---- Task data

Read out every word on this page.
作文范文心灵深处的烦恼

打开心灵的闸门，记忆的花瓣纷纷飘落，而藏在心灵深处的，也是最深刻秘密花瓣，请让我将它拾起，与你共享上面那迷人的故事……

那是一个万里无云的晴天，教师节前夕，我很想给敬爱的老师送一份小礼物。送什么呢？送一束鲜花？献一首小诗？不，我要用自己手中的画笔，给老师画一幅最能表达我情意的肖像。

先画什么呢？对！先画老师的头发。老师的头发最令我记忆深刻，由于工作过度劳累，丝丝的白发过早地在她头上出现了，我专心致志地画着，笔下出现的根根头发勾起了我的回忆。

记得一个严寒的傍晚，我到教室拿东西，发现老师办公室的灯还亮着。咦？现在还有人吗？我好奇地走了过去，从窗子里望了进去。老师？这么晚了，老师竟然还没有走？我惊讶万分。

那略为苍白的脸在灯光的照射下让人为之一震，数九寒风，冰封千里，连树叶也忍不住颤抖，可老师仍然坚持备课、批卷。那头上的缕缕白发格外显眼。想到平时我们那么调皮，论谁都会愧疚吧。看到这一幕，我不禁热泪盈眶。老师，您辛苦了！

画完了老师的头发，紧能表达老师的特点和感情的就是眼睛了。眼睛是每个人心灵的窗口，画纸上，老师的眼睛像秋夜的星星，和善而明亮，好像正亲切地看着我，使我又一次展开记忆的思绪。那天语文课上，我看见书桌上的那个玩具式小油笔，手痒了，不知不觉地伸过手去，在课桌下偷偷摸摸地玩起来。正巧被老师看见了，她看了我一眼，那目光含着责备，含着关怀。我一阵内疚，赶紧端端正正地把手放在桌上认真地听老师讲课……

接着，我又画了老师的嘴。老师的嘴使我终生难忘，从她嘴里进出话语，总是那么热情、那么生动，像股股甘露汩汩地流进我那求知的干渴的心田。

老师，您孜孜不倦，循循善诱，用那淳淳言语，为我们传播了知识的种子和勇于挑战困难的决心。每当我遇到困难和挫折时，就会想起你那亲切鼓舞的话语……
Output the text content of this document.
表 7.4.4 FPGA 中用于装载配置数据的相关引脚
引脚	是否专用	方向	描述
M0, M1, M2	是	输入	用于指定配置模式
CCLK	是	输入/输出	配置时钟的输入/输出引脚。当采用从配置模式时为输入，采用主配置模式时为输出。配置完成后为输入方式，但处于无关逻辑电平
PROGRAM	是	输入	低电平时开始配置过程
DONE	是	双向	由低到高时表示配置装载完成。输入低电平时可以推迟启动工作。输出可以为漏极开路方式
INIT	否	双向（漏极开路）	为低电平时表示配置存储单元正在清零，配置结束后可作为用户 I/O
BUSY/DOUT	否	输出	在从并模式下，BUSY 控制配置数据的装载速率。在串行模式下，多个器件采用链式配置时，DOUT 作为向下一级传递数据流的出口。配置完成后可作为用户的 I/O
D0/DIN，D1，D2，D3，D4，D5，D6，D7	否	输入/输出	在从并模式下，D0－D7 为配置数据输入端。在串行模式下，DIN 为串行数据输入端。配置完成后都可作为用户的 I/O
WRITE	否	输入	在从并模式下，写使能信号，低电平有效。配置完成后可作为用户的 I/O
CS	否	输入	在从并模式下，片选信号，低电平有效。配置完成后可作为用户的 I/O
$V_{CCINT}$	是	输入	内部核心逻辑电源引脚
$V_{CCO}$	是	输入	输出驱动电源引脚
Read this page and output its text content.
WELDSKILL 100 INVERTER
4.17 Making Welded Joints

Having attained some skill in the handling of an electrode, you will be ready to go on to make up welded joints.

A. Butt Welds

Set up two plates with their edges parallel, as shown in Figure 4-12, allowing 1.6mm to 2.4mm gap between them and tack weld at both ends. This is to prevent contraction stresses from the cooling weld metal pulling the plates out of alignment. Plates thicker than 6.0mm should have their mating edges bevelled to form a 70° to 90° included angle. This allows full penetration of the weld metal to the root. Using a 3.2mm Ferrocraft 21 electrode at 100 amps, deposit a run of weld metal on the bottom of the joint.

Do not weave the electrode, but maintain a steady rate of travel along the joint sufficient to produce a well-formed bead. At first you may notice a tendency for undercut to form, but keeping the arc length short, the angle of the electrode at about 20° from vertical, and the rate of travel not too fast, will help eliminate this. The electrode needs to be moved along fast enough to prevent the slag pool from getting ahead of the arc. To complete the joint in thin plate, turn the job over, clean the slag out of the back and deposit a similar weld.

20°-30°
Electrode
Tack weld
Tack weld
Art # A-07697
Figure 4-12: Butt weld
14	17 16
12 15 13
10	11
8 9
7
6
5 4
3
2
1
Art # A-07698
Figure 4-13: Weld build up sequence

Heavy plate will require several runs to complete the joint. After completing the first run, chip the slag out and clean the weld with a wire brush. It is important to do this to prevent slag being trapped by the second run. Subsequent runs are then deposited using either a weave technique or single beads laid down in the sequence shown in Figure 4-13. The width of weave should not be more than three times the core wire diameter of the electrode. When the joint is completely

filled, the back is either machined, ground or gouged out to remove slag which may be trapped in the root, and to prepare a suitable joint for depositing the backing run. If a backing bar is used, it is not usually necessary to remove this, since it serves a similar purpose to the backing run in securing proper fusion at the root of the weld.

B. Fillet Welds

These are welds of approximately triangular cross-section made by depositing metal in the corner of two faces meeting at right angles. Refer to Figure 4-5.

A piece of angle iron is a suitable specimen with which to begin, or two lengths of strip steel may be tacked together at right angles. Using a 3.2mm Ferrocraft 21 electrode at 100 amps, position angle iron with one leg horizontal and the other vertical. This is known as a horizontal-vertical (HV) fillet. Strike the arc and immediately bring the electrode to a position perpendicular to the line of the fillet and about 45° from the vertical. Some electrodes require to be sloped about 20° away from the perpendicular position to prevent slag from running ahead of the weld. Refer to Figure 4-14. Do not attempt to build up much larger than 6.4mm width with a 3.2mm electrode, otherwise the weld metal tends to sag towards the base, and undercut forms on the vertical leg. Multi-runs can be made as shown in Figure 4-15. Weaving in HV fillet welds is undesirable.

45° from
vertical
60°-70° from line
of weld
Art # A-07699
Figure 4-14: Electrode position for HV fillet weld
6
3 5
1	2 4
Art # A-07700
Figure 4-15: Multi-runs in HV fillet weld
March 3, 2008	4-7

--------

(Stated problem) Every line of the records that includes the word "在从并模式下" should be gathered.

(The solution)
BUSY/DOUT	否	输出	在从并模式下，BUSY 控制配置数据的装载速率。在串行模式下，多个器件采用链式配置时，DOUT 作为向下一级传递数据流的出口。配置完成后可作为用户的 I/O
D0/DIN，D1，D2，D3，D4，D5，D6，D7	否	输入/输出	在从并模式下，D0－D7 为配置数据输入端。在串行模式下，DIN 为串行数据输入端。配置完成后都可作为用户的 I/O
WRITE	否	输入	在从并模式下，写使能信号，低电平有效。配置完成后可作为用户的 I/O
CS	否	输入	在从并模式下，片选信号，低电平有效。配置完成后可作为用户的 I/O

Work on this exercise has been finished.